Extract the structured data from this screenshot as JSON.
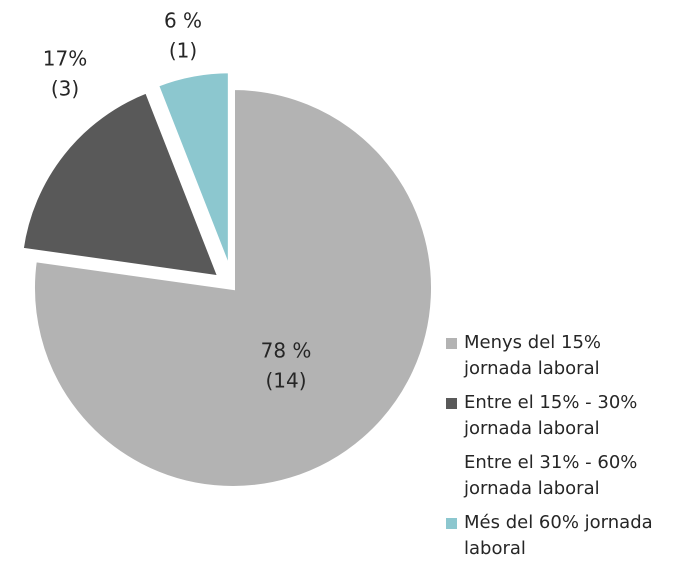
{
  "chart_data": {
    "type": "pie",
    "categories": [
      "Menys del 15% jornada laboral",
      "Entre el 15% - 30% jornada laboral",
      "Entre el 31% - 60% jornada laboral",
      "Més del 60% jornada laboral"
    ],
    "values": [
      78,
      17,
      0,
      6
    ],
    "value_labels": [
      [
        "78 %",
        "(14)"
      ],
      [
        "17%",
        "(3)"
      ],
      null,
      [
        "6 %",
        "(1)"
      ]
    ],
    "colors": [
      "#b3b3b3",
      "#595959",
      "#ffffff",
      "#8cc7cf"
    ],
    "legend": "right"
  }
}
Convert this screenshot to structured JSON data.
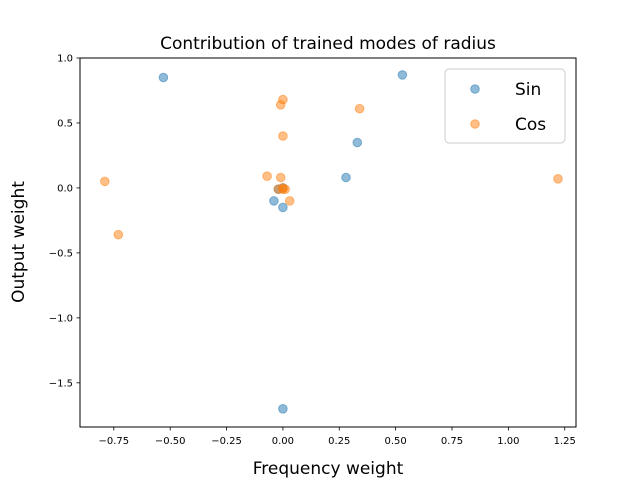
{
  "chart_data": {
    "type": "scatter",
    "title": "Contribution of trained modes of radius",
    "xlabel": "Frequency weight",
    "ylabel": "Output weight",
    "xlim": [
      -0.9,
      1.3
    ],
    "ylim": [
      -1.84,
      1.0
    ],
    "xticks": [
      -0.75,
      -0.5,
      -0.25,
      0.0,
      0.25,
      0.5,
      0.75,
      1.0,
      1.25
    ],
    "xtick_labels": [
      "−0.75",
      "−0.50",
      "−0.25",
      "0.00",
      "0.25",
      "0.50",
      "0.75",
      "1.00",
      "1.25"
    ],
    "yticks": [
      -1.5,
      -1.0,
      -0.5,
      0.0,
      0.5,
      1.0
    ],
    "ytick_labels": [
      "−1.5",
      "−1.0",
      "−0.5",
      "0.0",
      "0.5",
      "1.0"
    ],
    "legend_position": "top-right",
    "grid": false,
    "series": [
      {
        "name": "Sin",
        "color": "#1f77b4",
        "points": [
          {
            "x": -0.53,
            "y": 0.85
          },
          {
            "x": 0.53,
            "y": 0.87
          },
          {
            "x": 0.33,
            "y": 0.35
          },
          {
            "x": 0.28,
            "y": 0.08
          },
          {
            "x": -0.04,
            "y": -0.1
          },
          {
            "x": 0.0,
            "y": -0.15
          },
          {
            "x": -0.02,
            "y": -0.01
          },
          {
            "x": 0.0,
            "y": 0.0
          },
          {
            "x": 0.0,
            "y": -1.7
          }
        ]
      },
      {
        "name": "Cos",
        "color": "#ff7f0e",
        "points": [
          {
            "x": -0.79,
            "y": 0.05
          },
          {
            "x": -0.73,
            "y": -0.36
          },
          {
            "x": -0.01,
            "y": 0.64
          },
          {
            "x": 0.0,
            "y": 0.68
          },
          {
            "x": 0.34,
            "y": 0.61
          },
          {
            "x": 0.0,
            "y": 0.4
          },
          {
            "x": -0.07,
            "y": 0.09
          },
          {
            "x": -0.01,
            "y": 0.08
          },
          {
            "x": 0.03,
            "y": -0.1
          },
          {
            "x": -0.02,
            "y": -0.01
          },
          {
            "x": 0.0,
            "y": 0.0
          },
          {
            "x": 0.01,
            "y": -0.01
          },
          {
            "x": 0.0,
            "y": -0.01
          },
          {
            "x": 1.22,
            "y": 0.07
          }
        ]
      }
    ]
  }
}
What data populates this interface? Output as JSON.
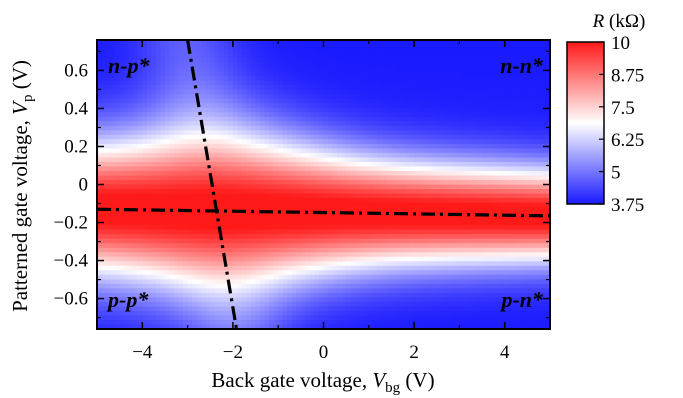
{
  "chart_data": {
    "type": "heatmap",
    "x_label_prefix": "Back gate voltage, ",
    "x_label_var": "V",
    "x_label_sub": "bg",
    "x_label_unit": " (V)",
    "y_label_prefix": "Patterned gate voltage, ",
    "y_label_var": "V",
    "y_label_sub": "p",
    "y_label_unit": " (V)",
    "xlim": [
      -5,
      5
    ],
    "ylim": [
      -0.76,
      0.76
    ],
    "x_ticks": [
      -4,
      -2,
      0,
      2,
      4
    ],
    "x_tick_labels": [
      "−4",
      "−2",
      "0",
      "2",
      "4"
    ],
    "y_ticks": [
      0.6,
      0.4,
      0.2,
      0,
      -0.2,
      -0.4,
      -0.6
    ],
    "y_tick_labels": [
      "0.6",
      "0.4",
      "0.2",
      "0",
      "−0.2",
      "−0.4",
      "−0.6"
    ],
    "colorbar": {
      "title_var": "R",
      "title_unit": " (kΩ)",
      "min": 3.75,
      "max": 10,
      "ticks": [
        10,
        8.75,
        7.5,
        6.25,
        5,
        3.75
      ],
      "tick_labels": [
        "10",
        "8.75",
        "7.5",
        "6.25",
        "5",
        "3.75"
      ],
      "colors": [
        "#1a1aff",
        "#ffffff",
        "#ff1a1a"
      ]
    },
    "quadrant_labels": {
      "top_left": "n-p*",
      "top_right": "n-n*",
      "bottom_left": "p-p*",
      "bottom_right": "p-n*"
    },
    "dirac_lines": [
      {
        "name": "patterned",
        "points": [
          [
            -5,
            -0.13
          ],
          [
            5,
            -0.165
          ]
        ]
      },
      {
        "name": "back",
        "points": [
          [
            -3.0,
            0.76
          ],
          [
            -1.92,
            -0.76
          ]
        ]
      }
    ],
    "resistance_model": {
      "R_min": 3.75,
      "R_peak": 10.2,
      "note": "peak along patterned-gate Dirac line, broader on left, cross peak along back-gate Dirac line"
    }
  }
}
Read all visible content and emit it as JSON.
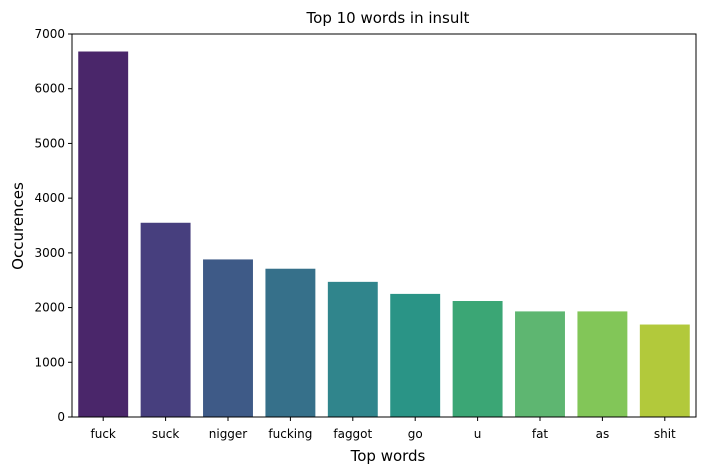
{
  "chart_data": {
    "type": "bar",
    "title": "Top 10 words in insult",
    "xlabel": "Top words",
    "ylabel": "Occurences",
    "categories": [
      "fuck",
      "suck",
      "nigger",
      "fucking",
      "faggot",
      "go",
      "u",
      "fat",
      "as",
      "shit"
    ],
    "values": [
      6680,
      3550,
      2880,
      2710,
      2470,
      2250,
      2120,
      1930,
      1930,
      1690
    ],
    "colors": [
      "#4a266a",
      "#473f7e",
      "#3e5a87",
      "#36708a",
      "#30858c",
      "#2a9486",
      "#3ba675",
      "#5eb671",
      "#82c658",
      "#b2c93b"
    ],
    "ylim": [
      0,
      7000
    ],
    "yticks": [
      0,
      1000,
      2000,
      3000,
      4000,
      5000,
      6000,
      7000
    ],
    "grid": false,
    "legend": "none"
  }
}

TASK DETAILS —
Output the records above exactly; leave out the pictures.

TASK ANSWER —
Extract the structured data from this screenshot as JSON.
{
  "chart_data": {
    "type": "pie",
    "categories": [
      "Menys del 15% jornada laboral",
      "Entre el 15% - 30% jornada laboral",
      "Entre el 31% - 60% jornada laboral",
      "Més del 60% jornada laboral"
    ],
    "values": [
      78,
      17,
      0,
      6
    ],
    "value_labels": [
      [
        "78 %",
        "(14)"
      ],
      [
        "17%",
        "(3)"
      ],
      null,
      [
        "6 %",
        "(1)"
      ]
    ],
    "colors": [
      "#b3b3b3",
      "#595959",
      "#ffffff",
      "#8cc7cf"
    ],
    "legend": "right"
  }
}
Convert this screenshot to structured JSON data.
{
  "chart_data": {
    "type": "scatter",
    "title": "Contribution of trained modes of radius",
    "xlabel": "Frequency weight",
    "ylabel": "Output weight",
    "xlim": [
      -0.9,
      1.3
    ],
    "ylim": [
      -1.84,
      1.0
    ],
    "xticks": [
      -0.75,
      -0.5,
      -0.25,
      0.0,
      0.25,
      0.5,
      0.75,
      1.0,
      1.25
    ],
    "xtick_labels": [
      "−0.75",
      "−0.50",
      "−0.25",
      "0.00",
      "0.25",
      "0.50",
      "0.75",
      "1.00",
      "1.25"
    ],
    "yticks": [
      -1.5,
      -1.0,
      -0.5,
      0.0,
      0.5,
      1.0
    ],
    "ytick_labels": [
      "−1.5",
      "−1.0",
      "−0.5",
      "0.0",
      "0.5",
      "1.0"
    ],
    "legend_position": "top-right",
    "grid": false,
    "series": [
      {
        "name": "Sin",
        "color": "#1f77b4",
        "points": [
          {
            "x": -0.53,
            "y": 0.85
          },
          {
            "x": 0.53,
            "y": 0.87
          },
          {
            "x": 0.33,
            "y": 0.35
          },
          {
            "x": 0.28,
            "y": 0.08
          },
          {
            "x": -0.04,
            "y": -0.1
          },
          {
            "x": 0.0,
            "y": -0.15
          },
          {
            "x": -0.02,
            "y": -0.01
          },
          {
            "x": 0.0,
            "y": 0.0
          },
          {
            "x": 0.0,
            "y": -1.7
          }
        ]
      },
      {
        "name": "Cos",
        "color": "#ff7f0e",
        "points": [
          {
            "x": -0.79,
            "y": 0.05
          },
          {
            "x": -0.73,
            "y": -0.36
          },
          {
            "x": -0.01,
            "y": 0.64
          },
          {
            "x": 0.0,
            "y": 0.68
          },
          {
            "x": 0.34,
            "y": 0.61
          },
          {
            "x": 0.0,
            "y": 0.4
          },
          {
            "x": -0.07,
            "y": 0.09
          },
          {
            "x": -0.01,
            "y": 0.08
          },
          {
            "x": 0.03,
            "y": -0.1
          },
          {
            "x": -0.02,
            "y": -0.01
          },
          {
            "x": 0.0,
            "y": 0.0
          },
          {
            "x": 0.01,
            "y": -0.01
          },
          {
            "x": 0.0,
            "y": -0.01
          },
          {
            "x": 1.22,
            "y": 0.07
          }
        ]
      }
    ]
  }
}
What data populates this interface? Output as JSON.
{
  "chart_data": {
    "type": "heatmap",
    "x_label_prefix": "Back gate voltage, ",
    "x_label_var": "V",
    "x_label_sub": "bg",
    "x_label_unit": " (V)",
    "y_label_prefix": "Patterned gate voltage, ",
    "y_label_var": "V",
    "y_label_sub": "p",
    "y_label_unit": " (V)",
    "xlim": [
      -5,
      5
    ],
    "ylim": [
      -0.76,
      0.76
    ],
    "x_ticks": [
      -4,
      -2,
      0,
      2,
      4
    ],
    "x_tick_labels": [
      "−4",
      "−2",
      "0",
      "2",
      "4"
    ],
    "y_ticks": [
      0.6,
      0.4,
      0.2,
      0,
      -0.2,
      -0.4,
      -0.6
    ],
    "y_tick_labels": [
      "0.6",
      "0.4",
      "0.2",
      "0",
      "−0.2",
      "−0.4",
      "−0.6"
    ],
    "colorbar": {
      "title_var": "R",
      "title_unit": " (kΩ)",
      "min": 3.75,
      "max": 10,
      "ticks": [
        10,
        8.75,
        7.5,
        6.25,
        5,
        3.75
      ],
      "tick_labels": [
        "10",
        "8.75",
        "7.5",
        "6.25",
        "5",
        "3.75"
      ],
      "colors": [
        "#1a1aff",
        "#ffffff",
        "#ff1a1a"
      ]
    },
    "quadrant_labels": {
      "top_left": "n-p*",
      "top_right": "n-n*",
      "bottom_left": "p-p*",
      "bottom_right": "p-n*"
    },
    "dirac_lines": [
      {
        "name": "patterned",
        "points": [
          [
            -5,
            -0.13
          ],
          [
            5,
            -0.165
          ]
        ]
      },
      {
        "name": "back",
        "points": [
          [
            -3.0,
            0.76
          ],
          [
            -1.92,
            -0.76
          ]
        ]
      }
    ],
    "resistance_model": {
      "R_min": 3.75,
      "R_peak": 10.2,
      "note": "peak along patterned-gate Dirac line, broader on left, cross peak along back-gate Dirac line"
    }
  }
}
Read all visible content and emit it as JSON.
{
  "chart_data": {
    "type": "bar",
    "title": "Top 10 words in insult",
    "xlabel": "Top words",
    "ylabel": "Occurences",
    "categories": [
      "fuck",
      "suck",
      "nigger",
      "fucking",
      "faggot",
      "go",
      "u",
      "fat",
      "as",
      "shit"
    ],
    "values": [
      6680,
      3550,
      2880,
      2710,
      2470,
      2250,
      2120,
      1930,
      1930,
      1690
    ],
    "colors": [
      "#4a266a",
      "#473f7e",
      "#3e5a87",
      "#36708a",
      "#30858c",
      "#2a9486",
      "#3ba675",
      "#5eb671",
      "#82c658",
      "#b2c93b"
    ],
    "ylim": [
      0,
      7000
    ],
    "yticks": [
      0,
      1000,
      2000,
      3000,
      4000,
      5000,
      6000,
      7000
    ],
    "grid": false,
    "legend": "none"
  }
}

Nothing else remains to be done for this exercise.